Supplied records

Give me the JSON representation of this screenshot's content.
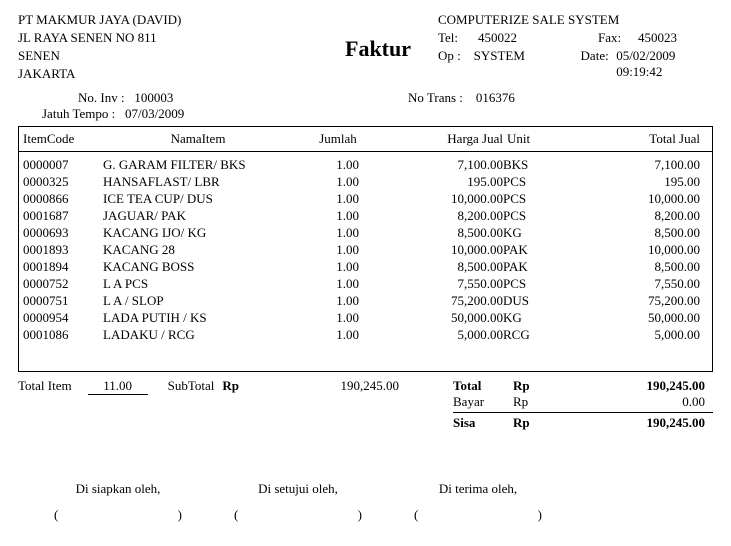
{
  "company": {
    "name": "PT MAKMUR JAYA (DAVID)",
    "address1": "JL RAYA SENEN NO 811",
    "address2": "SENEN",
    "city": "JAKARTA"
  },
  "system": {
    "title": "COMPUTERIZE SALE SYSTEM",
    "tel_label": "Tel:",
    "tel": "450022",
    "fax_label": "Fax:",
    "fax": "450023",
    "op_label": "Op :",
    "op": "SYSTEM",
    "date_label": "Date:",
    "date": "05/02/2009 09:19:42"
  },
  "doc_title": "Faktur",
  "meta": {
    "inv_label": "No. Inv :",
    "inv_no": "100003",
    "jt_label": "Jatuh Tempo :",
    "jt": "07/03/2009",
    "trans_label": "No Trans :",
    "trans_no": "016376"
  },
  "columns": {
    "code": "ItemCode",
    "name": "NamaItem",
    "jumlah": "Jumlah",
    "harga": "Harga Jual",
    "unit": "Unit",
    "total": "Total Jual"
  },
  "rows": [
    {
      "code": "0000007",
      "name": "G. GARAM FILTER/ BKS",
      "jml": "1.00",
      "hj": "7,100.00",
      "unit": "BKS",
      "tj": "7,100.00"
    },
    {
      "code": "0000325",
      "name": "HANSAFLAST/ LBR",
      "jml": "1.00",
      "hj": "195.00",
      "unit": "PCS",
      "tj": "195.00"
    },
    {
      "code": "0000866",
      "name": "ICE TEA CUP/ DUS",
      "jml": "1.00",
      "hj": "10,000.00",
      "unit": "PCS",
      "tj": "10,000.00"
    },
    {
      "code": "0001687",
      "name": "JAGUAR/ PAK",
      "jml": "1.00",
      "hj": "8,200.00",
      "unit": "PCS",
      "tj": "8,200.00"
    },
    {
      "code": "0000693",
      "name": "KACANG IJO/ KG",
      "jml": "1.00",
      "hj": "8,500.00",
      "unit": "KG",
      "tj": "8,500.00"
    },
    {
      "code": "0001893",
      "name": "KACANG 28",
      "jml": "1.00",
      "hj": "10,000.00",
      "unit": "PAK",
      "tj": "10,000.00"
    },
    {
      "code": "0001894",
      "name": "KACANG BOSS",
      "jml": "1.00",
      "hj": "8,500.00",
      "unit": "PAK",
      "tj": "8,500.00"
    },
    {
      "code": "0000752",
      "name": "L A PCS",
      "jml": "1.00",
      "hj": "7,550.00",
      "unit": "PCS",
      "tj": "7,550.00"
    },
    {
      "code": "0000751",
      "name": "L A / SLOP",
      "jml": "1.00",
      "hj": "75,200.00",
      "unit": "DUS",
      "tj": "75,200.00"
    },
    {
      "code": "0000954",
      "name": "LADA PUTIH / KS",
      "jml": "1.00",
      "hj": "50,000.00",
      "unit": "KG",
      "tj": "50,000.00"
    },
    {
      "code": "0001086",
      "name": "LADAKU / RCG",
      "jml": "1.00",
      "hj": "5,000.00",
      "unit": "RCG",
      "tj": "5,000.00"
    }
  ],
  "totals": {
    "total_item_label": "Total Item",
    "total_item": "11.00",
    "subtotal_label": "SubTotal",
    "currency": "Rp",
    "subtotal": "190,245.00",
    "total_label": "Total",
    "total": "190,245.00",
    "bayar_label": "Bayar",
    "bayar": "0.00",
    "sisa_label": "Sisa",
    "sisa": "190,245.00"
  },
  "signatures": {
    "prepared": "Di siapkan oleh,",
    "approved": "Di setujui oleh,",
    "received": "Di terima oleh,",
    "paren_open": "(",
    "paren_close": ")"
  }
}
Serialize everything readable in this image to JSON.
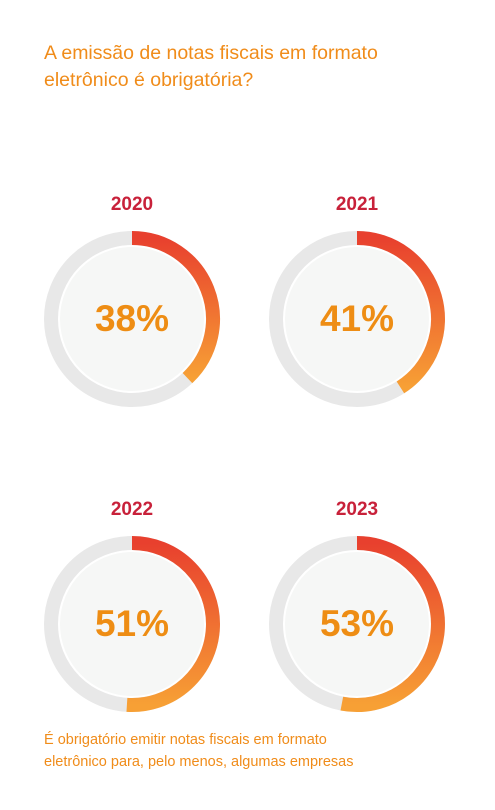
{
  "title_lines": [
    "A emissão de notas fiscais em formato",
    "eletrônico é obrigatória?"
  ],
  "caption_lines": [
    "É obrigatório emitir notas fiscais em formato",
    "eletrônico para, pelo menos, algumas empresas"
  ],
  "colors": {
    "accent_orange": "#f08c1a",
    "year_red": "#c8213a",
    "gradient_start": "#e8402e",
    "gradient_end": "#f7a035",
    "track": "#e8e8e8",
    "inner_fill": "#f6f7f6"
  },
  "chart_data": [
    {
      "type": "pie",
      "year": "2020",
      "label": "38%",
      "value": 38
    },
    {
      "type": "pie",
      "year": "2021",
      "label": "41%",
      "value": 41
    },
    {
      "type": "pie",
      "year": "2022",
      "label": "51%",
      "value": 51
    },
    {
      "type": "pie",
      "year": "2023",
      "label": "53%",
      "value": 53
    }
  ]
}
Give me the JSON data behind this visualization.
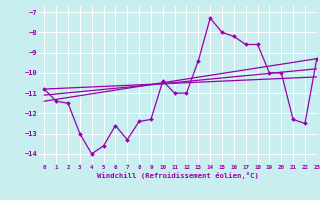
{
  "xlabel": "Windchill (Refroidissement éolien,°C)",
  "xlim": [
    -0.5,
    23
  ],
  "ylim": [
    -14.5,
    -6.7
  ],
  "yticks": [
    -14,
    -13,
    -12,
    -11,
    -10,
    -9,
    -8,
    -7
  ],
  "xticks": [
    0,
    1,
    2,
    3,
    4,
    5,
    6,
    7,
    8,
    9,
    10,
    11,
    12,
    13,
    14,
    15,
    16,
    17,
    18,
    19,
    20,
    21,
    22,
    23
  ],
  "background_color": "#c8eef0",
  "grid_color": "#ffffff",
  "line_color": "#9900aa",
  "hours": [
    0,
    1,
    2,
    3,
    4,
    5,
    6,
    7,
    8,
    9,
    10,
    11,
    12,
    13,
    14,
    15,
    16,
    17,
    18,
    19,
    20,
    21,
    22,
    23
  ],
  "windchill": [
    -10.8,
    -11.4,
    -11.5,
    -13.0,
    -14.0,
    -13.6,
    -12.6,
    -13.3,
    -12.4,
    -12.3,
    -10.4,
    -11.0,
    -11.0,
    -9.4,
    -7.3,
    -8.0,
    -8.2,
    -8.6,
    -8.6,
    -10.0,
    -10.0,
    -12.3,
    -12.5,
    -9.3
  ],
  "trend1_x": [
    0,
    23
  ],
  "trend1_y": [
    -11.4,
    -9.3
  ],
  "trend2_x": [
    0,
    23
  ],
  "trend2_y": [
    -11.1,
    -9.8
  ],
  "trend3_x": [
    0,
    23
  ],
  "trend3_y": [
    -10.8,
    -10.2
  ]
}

* * *

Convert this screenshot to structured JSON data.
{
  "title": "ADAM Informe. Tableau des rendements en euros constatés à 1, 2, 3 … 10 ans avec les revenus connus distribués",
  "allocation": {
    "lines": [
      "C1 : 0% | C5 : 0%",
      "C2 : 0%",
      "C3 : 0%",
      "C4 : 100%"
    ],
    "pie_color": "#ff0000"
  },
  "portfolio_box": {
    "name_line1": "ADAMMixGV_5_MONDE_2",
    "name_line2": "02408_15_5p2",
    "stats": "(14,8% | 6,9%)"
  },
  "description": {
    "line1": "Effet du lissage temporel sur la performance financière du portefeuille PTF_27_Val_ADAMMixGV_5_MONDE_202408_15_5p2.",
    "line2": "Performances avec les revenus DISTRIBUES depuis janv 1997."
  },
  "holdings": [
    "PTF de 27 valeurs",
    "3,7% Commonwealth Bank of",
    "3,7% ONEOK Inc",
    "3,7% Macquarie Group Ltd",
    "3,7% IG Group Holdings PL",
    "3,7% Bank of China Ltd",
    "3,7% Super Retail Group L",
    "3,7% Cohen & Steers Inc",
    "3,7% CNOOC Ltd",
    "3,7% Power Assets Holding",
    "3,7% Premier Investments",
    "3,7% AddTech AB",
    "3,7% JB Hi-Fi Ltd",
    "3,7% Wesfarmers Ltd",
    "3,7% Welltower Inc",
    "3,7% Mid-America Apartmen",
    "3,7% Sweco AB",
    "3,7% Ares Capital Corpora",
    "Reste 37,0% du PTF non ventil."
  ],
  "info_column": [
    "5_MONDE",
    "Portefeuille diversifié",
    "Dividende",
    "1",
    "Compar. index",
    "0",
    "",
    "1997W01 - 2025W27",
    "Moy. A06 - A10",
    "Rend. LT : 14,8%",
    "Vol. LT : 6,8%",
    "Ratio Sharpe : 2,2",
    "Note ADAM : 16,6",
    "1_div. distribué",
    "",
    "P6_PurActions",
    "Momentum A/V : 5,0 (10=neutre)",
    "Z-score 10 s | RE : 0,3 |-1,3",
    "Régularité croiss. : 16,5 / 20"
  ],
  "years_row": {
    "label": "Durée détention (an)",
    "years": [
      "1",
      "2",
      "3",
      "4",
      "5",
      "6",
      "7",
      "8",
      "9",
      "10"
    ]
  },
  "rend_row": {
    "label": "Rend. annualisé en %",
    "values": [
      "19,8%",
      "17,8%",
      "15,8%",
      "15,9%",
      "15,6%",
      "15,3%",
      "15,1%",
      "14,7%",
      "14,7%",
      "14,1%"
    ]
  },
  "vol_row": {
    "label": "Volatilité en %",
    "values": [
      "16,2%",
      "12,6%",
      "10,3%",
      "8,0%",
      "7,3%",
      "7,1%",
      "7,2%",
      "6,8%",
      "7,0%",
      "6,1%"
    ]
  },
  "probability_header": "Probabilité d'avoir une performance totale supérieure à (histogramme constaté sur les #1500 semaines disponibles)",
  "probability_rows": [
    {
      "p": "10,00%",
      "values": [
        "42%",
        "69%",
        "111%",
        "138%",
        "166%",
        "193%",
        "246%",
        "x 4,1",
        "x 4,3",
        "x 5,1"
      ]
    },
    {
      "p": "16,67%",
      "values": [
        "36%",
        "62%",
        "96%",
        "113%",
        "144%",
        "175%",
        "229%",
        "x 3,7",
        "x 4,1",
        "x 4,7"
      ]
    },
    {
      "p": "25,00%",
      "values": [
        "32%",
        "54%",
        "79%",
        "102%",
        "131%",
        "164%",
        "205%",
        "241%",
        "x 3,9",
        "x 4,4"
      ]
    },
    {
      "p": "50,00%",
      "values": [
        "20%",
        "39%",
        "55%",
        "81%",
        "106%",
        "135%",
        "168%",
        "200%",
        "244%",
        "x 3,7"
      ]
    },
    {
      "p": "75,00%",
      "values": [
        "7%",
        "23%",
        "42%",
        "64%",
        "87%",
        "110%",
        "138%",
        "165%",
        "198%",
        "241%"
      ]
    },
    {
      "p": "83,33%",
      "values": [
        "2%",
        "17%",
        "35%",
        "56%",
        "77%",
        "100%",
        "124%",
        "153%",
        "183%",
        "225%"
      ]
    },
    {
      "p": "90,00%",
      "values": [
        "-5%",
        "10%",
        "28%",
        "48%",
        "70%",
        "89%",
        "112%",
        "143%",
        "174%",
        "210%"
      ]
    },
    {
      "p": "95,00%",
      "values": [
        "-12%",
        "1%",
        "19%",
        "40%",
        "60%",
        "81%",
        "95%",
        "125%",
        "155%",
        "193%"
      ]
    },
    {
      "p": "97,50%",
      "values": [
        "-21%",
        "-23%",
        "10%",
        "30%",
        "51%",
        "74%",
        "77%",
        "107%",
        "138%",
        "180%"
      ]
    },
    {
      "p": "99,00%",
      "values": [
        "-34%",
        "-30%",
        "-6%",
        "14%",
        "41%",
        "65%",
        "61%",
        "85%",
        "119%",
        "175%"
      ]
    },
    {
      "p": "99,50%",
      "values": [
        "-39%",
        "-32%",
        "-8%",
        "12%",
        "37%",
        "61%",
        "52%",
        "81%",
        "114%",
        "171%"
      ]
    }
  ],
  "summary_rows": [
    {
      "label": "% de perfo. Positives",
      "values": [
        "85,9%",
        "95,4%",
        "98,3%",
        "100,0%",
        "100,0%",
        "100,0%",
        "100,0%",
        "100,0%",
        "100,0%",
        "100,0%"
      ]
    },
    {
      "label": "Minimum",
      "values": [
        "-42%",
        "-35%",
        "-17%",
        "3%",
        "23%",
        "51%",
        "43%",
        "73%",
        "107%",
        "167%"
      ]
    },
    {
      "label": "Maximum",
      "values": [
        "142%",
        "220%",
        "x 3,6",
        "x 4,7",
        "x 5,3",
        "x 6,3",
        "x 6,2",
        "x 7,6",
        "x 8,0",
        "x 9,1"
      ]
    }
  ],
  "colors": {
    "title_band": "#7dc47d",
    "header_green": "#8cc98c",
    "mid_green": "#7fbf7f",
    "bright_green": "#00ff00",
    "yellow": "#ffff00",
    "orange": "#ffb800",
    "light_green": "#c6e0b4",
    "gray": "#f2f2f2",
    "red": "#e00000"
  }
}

Work to complete
Wherever "Give" shows up in a line, copy that line.

Answer
Give me the JSON representation of this screenshot's content.
Give me the JSON data behind this visualization.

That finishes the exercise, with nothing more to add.